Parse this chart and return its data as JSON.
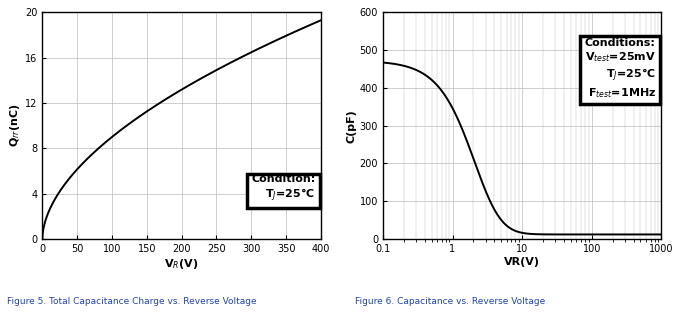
{
  "fig5": {
    "caption": "Figure 5. Total Capacitance Charge vs. Reverse Voltage",
    "xlabel": "V$_R$(V)",
    "ylabel": "Q$_{rr}$(nC)",
    "xlim": [
      0,
      400
    ],
    "ylim": [
      0,
      20
    ],
    "xticks": [
      0,
      50,
      100,
      150,
      200,
      250,
      300,
      350,
      400
    ],
    "yticks": [
      0,
      4,
      8,
      12,
      16,
      20
    ],
    "condition_line1": "Condition:",
    "condition_line2": "T$_J$=25°C",
    "grid_color": "#bbbbbb",
    "line_color": "#000000",
    "curve_power": 0.55
  },
  "fig6": {
    "caption": "Figure 6. Capacitance vs. Reverse Voltage",
    "xlabel": "VR(V)",
    "ylabel": "C(pF)",
    "xlim": [
      0.1,
      1000
    ],
    "ylim": [
      0,
      600
    ],
    "yticks": [
      0,
      100,
      200,
      300,
      400,
      500,
      600
    ],
    "xtick_vals": [
      0.1,
      1,
      10,
      100,
      1000
    ],
    "xtick_labels": [
      "0.1",
      "1",
      "10",
      "100",
      "1000"
    ],
    "conditions_line1": "Conditions:",
    "conditions_line2": "V$_{test}$=25mV",
    "conditions_line3": "T$_J$=25°C",
    "conditions_line4": "F$_{test}$=1MHz",
    "grid_color": "#bbbbbb",
    "line_color": "#000000"
  },
  "caption_color": "#2244aa",
  "background": "#ffffff"
}
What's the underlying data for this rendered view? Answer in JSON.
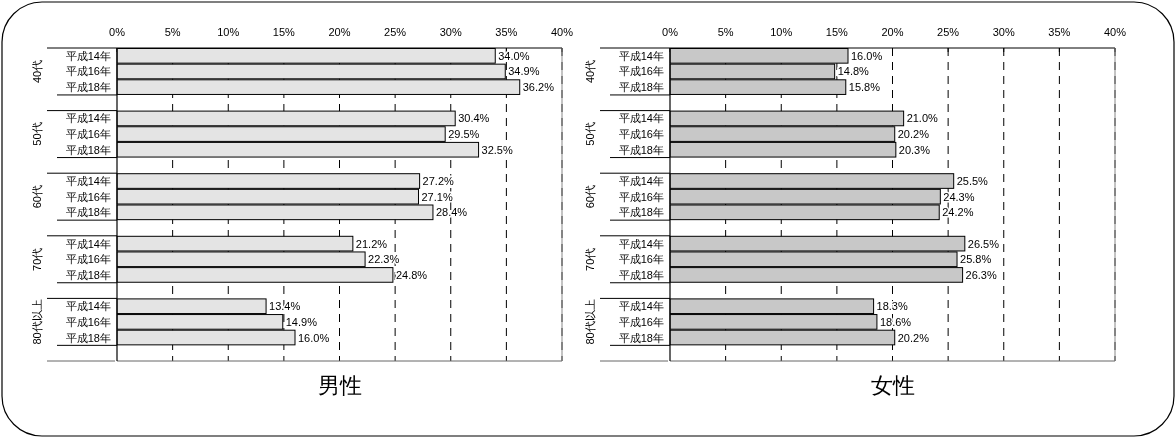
{
  "chart_data": [
    {
      "type": "bar",
      "orientation": "horizontal",
      "title": "男性",
      "categories": [
        "平成14年",
        "平成16年",
        "平成18年",
        "平成14年",
        "平成16年",
        "平成18年",
        "平成14年",
        "平成16年",
        "平成18年",
        "平成14年",
        "平成16年",
        "平成18年",
        "平成14年",
        "平成16年",
        "平成18年"
      ],
      "annotations": [
        "40代",
        "50代",
        "60代",
        "70代",
        "80代以上"
      ],
      "values": [
        34.0,
        34.9,
        36.2,
        30.4,
        29.5,
        32.5,
        27.2,
        27.1,
        28.4,
        21.2,
        22.3,
        24.8,
        13.4,
        14.9,
        16.0
      ],
      "value_labels": [
        "34.0%",
        "34.9%",
        "36.2%",
        "30.4%",
        "29.5%",
        "32.5%",
        "27.2%",
        "27.1%",
        "28.4%",
        "21.2%",
        "22.3%",
        "24.8%",
        "13.4%",
        "14.9%",
        "16.0%"
      ],
      "color": "#e4e4e4",
      "xlim": [
        0,
        40
      ],
      "xticks": [
        {
          "value": 0,
          "label": "0%"
        },
        {
          "value": 5,
          "label": "5%"
        },
        {
          "value": 10,
          "label": "10%"
        },
        {
          "value": 15,
          "label": "15%"
        },
        {
          "value": 20,
          "label": "20%"
        },
        {
          "value": 25,
          "label": "25%"
        },
        {
          "value": 30,
          "label": "30%"
        },
        {
          "value": 35,
          "label": "35%"
        },
        {
          "value": 40,
          "label": "40%"
        }
      ],
      "grid": "x"
    },
    {
      "type": "bar",
      "orientation": "horizontal",
      "title": "女性",
      "categories": [
        "平成14年",
        "平成16年",
        "平成18年",
        "平成14年",
        "平成16年",
        "平成18年",
        "平成14年",
        "平成16年",
        "平成18年",
        "平成14年",
        "平成16年",
        "平成18年",
        "平成14年",
        "平成16年",
        "平成18年"
      ],
      "annotations": [
        "40代",
        "50代",
        "60代",
        "70代",
        "80代以上"
      ],
      "values": [
        16.0,
        14.8,
        15.8,
        21.0,
        20.2,
        20.3,
        25.5,
        24.3,
        24.2,
        26.5,
        25.8,
        26.3,
        18.3,
        18.6,
        20.2
      ],
      "value_labels": [
        "16.0%",
        "14.8%",
        "15.8%",
        "21.0%",
        "20.2%",
        "20.3%",
        "25.5%",
        "24.3%",
        "24.2%",
        "26.5%",
        "25.8%",
        "26.3%",
        "18.3%",
        "18.6%",
        "20.2%"
      ],
      "color": "#c8c8c8",
      "xlim": [
        0,
        40
      ],
      "xticks": [
        {
          "value": 0,
          "label": "0%"
        },
        {
          "value": 5,
          "label": "5%"
        },
        {
          "value": 10,
          "label": "10%"
        },
        {
          "value": 15,
          "label": "15%"
        },
        {
          "value": 20,
          "label": "20%"
        },
        {
          "value": 25,
          "label": "25%"
        },
        {
          "value": 30,
          "label": "30%"
        },
        {
          "value": 35,
          "label": "35%"
        },
        {
          "value": 40,
          "label": "40%"
        }
      ],
      "grid": "x"
    }
  ]
}
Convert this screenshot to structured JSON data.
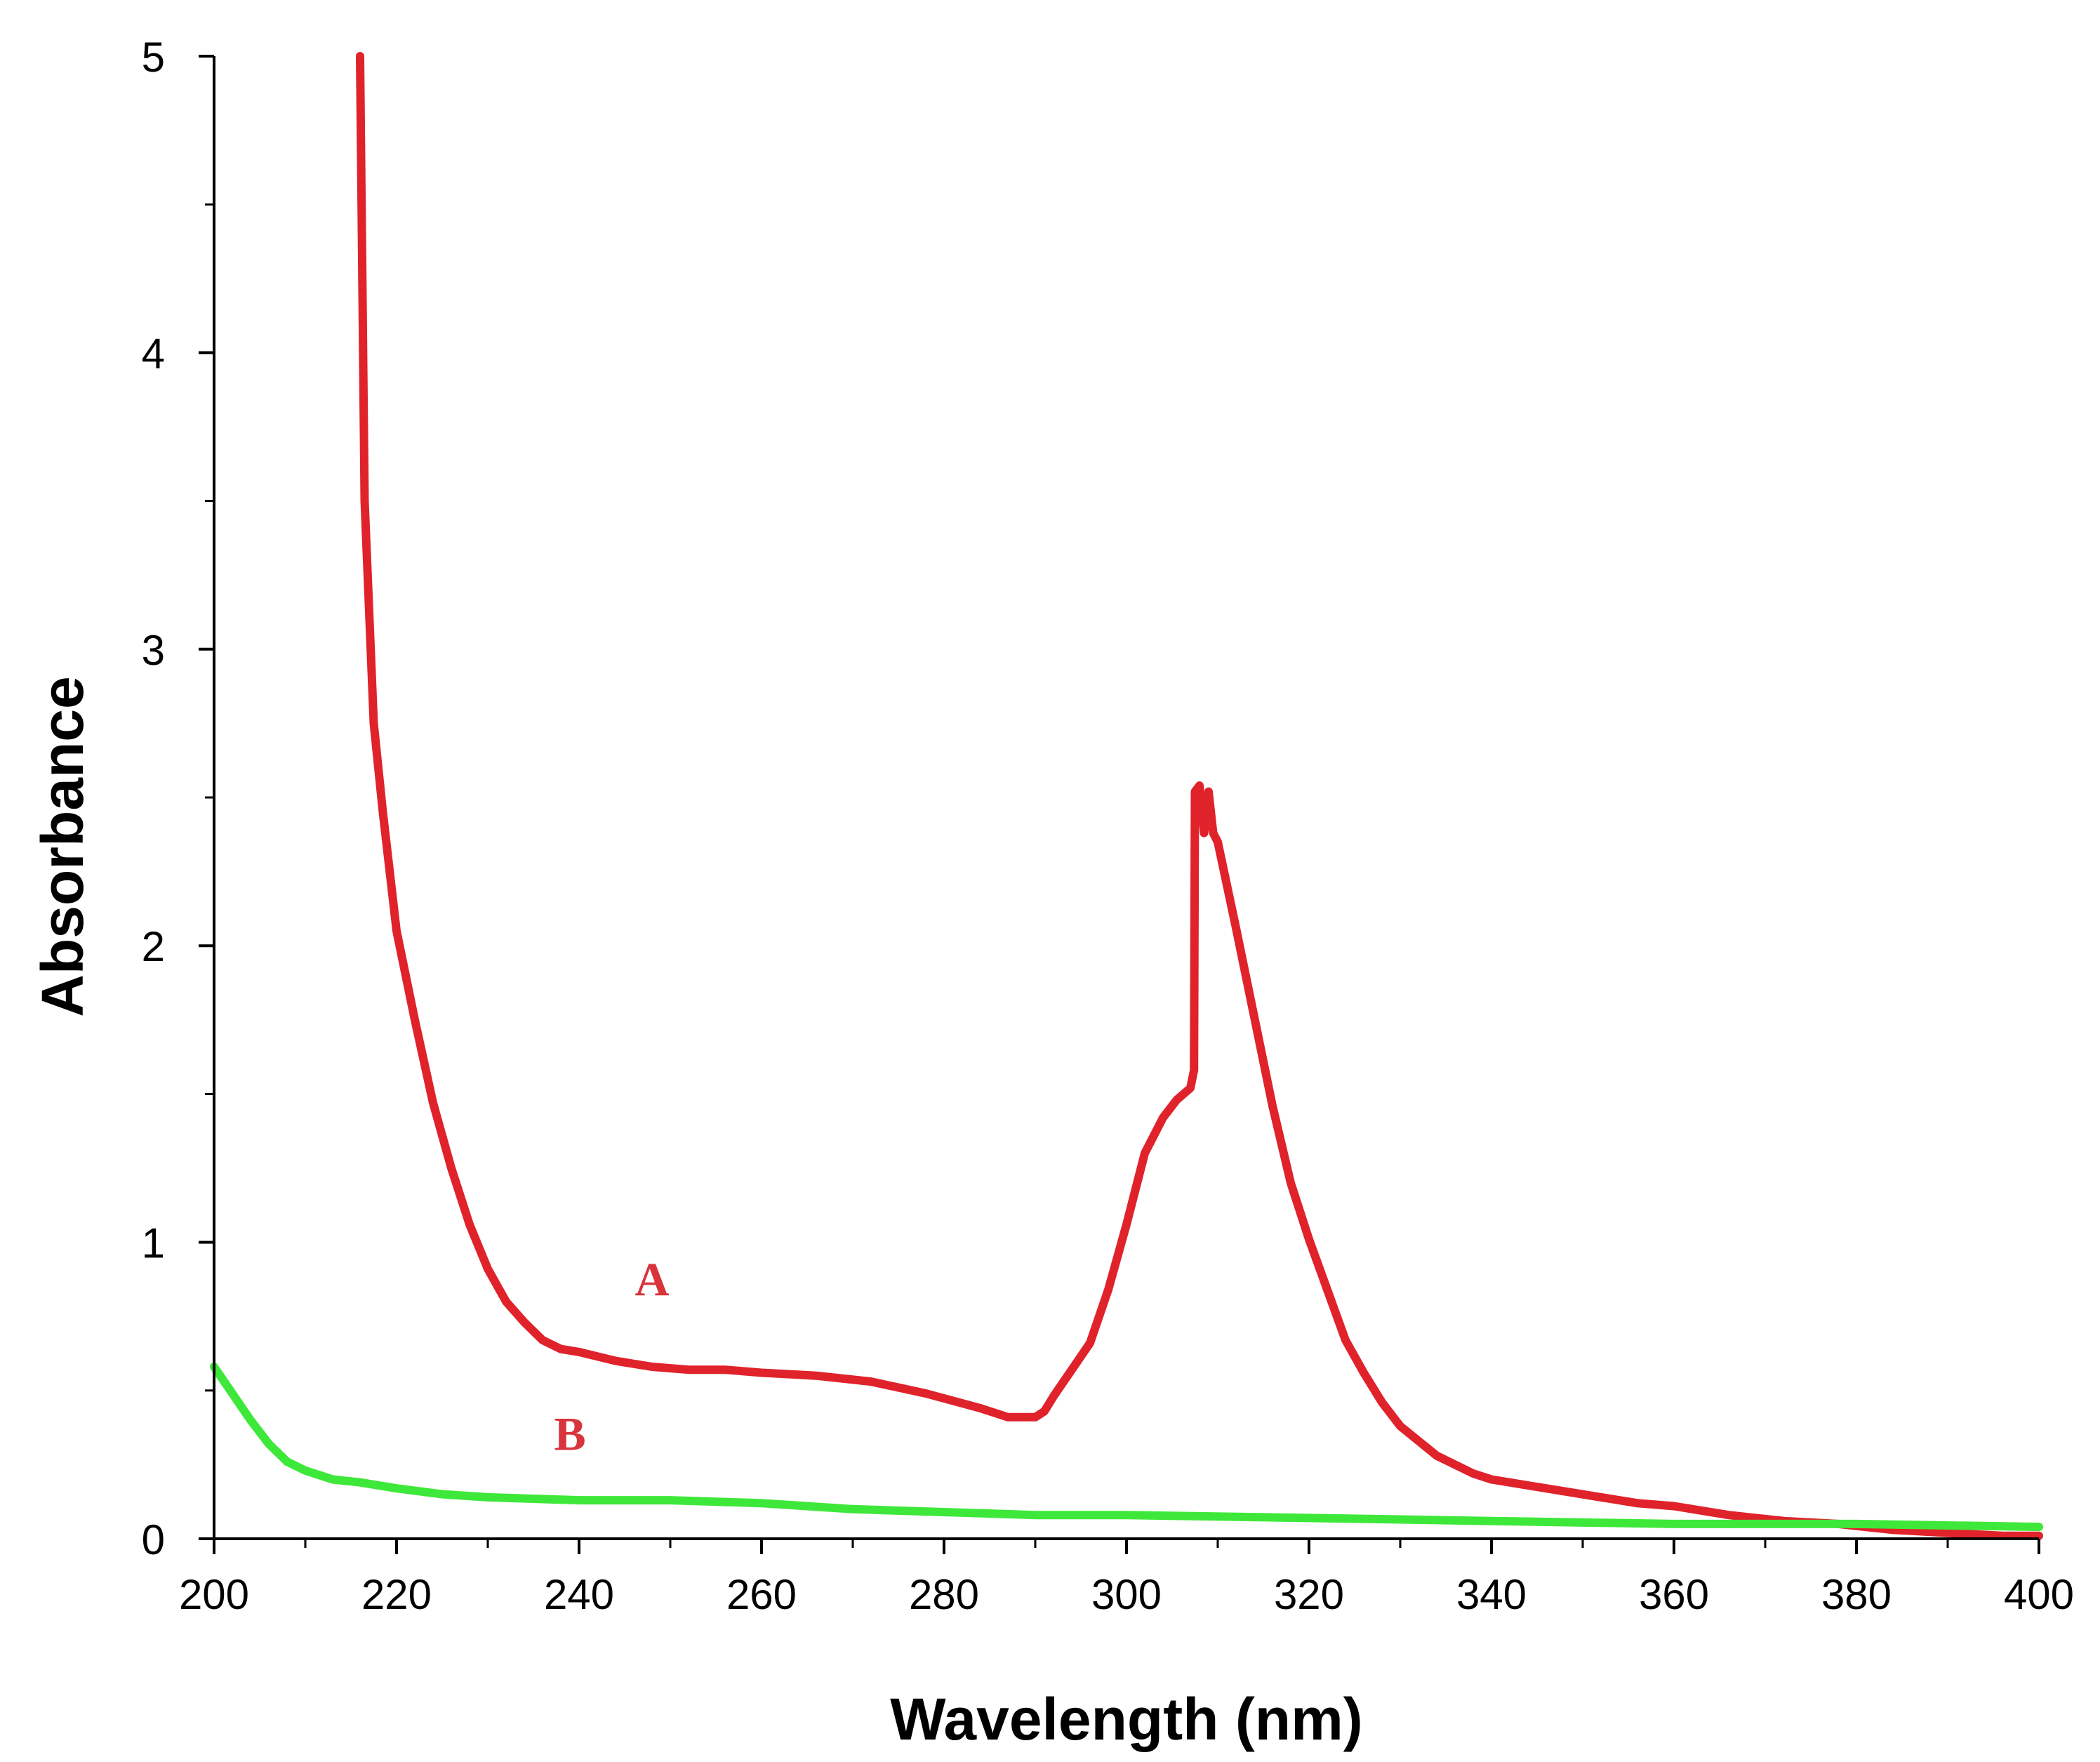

_WHAT TO DO_: Extract all the data above exactly, excluding every picture.

_EXERCISE RESULT_:
Parse this chart and return its data as JSON.
{
  "fig5": {
    "caption": "Figure 5. Total Capacitance Charge vs. Reverse Voltage",
    "xlabel": "V$_R$(V)",
    "ylabel": "Q$_{rr}$(nC)",
    "xlim": [
      0,
      400
    ],
    "ylim": [
      0,
      20
    ],
    "xticks": [
      0,
      50,
      100,
      150,
      200,
      250,
      300,
      350,
      400
    ],
    "yticks": [
      0,
      4,
      8,
      12,
      16,
      20
    ],
    "condition_line1": "Condition:",
    "condition_line2": "T$_J$=25°C",
    "grid_color": "#bbbbbb",
    "line_color": "#000000",
    "curve_power": 0.55
  },
  "fig6": {
    "caption": "Figure 6. Capacitance vs. Reverse Voltage",
    "xlabel": "VR(V)",
    "ylabel": "C(pF)",
    "xlim": [
      0.1,
      1000
    ],
    "ylim": [
      0,
      600
    ],
    "yticks": [
      0,
      100,
      200,
      300,
      400,
      500,
      600
    ],
    "xtick_vals": [
      0.1,
      1,
      10,
      100,
      1000
    ],
    "xtick_labels": [
      "0.1",
      "1",
      "10",
      "100",
      "1000"
    ],
    "conditions_line1": "Conditions:",
    "conditions_line2": "V$_{test}$=25mV",
    "conditions_line3": "T$_J$=25°C",
    "conditions_line4": "F$_{test}$=1MHz",
    "grid_color": "#bbbbbb",
    "line_color": "#000000"
  },
  "caption_color": "#2244aa",
  "background": "#ffffff"
}
What's the underlying data for this rendered view? Answer in JSON.
{
  "chart_data": [
    {
      "type": "bar",
      "orientation": "horizontal",
      "title": "男性",
      "categories": [
        "平成14年",
        "平成16年",
        "平成18年",
        "平成14年",
        "平成16年",
        "平成18年",
        "平成14年",
        "平成16年",
        "平成18年",
        "平成14年",
        "平成16年",
        "平成18年",
        "平成14年",
        "平成16年",
        "平成18年"
      ],
      "annotations": [
        "40代",
        "50代",
        "60代",
        "70代",
        "80代以上"
      ],
      "values": [
        34.0,
        34.9,
        36.2,
        30.4,
        29.5,
        32.5,
        27.2,
        27.1,
        28.4,
        21.2,
        22.3,
        24.8,
        13.4,
        14.9,
        16.0
      ],
      "value_labels": [
        "34.0%",
        "34.9%",
        "36.2%",
        "30.4%",
        "29.5%",
        "32.5%",
        "27.2%",
        "27.1%",
        "28.4%",
        "21.2%",
        "22.3%",
        "24.8%",
        "13.4%",
        "14.9%",
        "16.0%"
      ],
      "color": "#e4e4e4",
      "xlim": [
        0,
        40
      ],
      "xticks": [
        {
          "value": 0,
          "label": "0%"
        },
        {
          "value": 5,
          "label": "5%"
        },
        {
          "value": 10,
          "label": "10%"
        },
        {
          "value": 15,
          "label": "15%"
        },
        {
          "value": 20,
          "label": "20%"
        },
        {
          "value": 25,
          "label": "25%"
        },
        {
          "value": 30,
          "label": "30%"
        },
        {
          "value": 35,
          "label": "35%"
        },
        {
          "value": 40,
          "label": "40%"
        }
      ],
      "grid": "x"
    },
    {
      "type": "bar",
      "orientation": "horizontal",
      "title": "女性",
      "categories": [
        "平成14年",
        "平成16年",
        "平成18年",
        "平成14年",
        "平成16年",
        "平成18年",
        "平成14年",
        "平成16年",
        "平成18年",
        "平成14年",
        "平成16年",
        "平成18年",
        "平成14年",
        "平成16年",
        "平成18年"
      ],
      "annotations": [
        "40代",
        "50代",
        "60代",
        "70代",
        "80代以上"
      ],
      "values": [
        16.0,
        14.8,
        15.8,
        21.0,
        20.2,
        20.3,
        25.5,
        24.3,
        24.2,
        26.5,
        25.8,
        26.3,
        18.3,
        18.6,
        20.2
      ],
      "value_labels": [
        "16.0%",
        "14.8%",
        "15.8%",
        "21.0%",
        "20.2%",
        "20.3%",
        "25.5%",
        "24.3%",
        "24.2%",
        "26.5%",
        "25.8%",
        "26.3%",
        "18.3%",
        "18.6%",
        "20.2%"
      ],
      "color": "#c8c8c8",
      "xlim": [
        0,
        40
      ],
      "xticks": [
        {
          "value": 0,
          "label": "0%"
        },
        {
          "value": 5,
          "label": "5%"
        },
        {
          "value": 10,
          "label": "10%"
        },
        {
          "value": 15,
          "label": "15%"
        },
        {
          "value": 20,
          "label": "20%"
        },
        {
          "value": 25,
          "label": "25%"
        },
        {
          "value": 30,
          "label": "30%"
        },
        {
          "value": 35,
          "label": "35%"
        },
        {
          "value": 40,
          "label": "40%"
        }
      ],
      "grid": "x"
    }
  ]
}
Convert this screenshot to structured JSON data.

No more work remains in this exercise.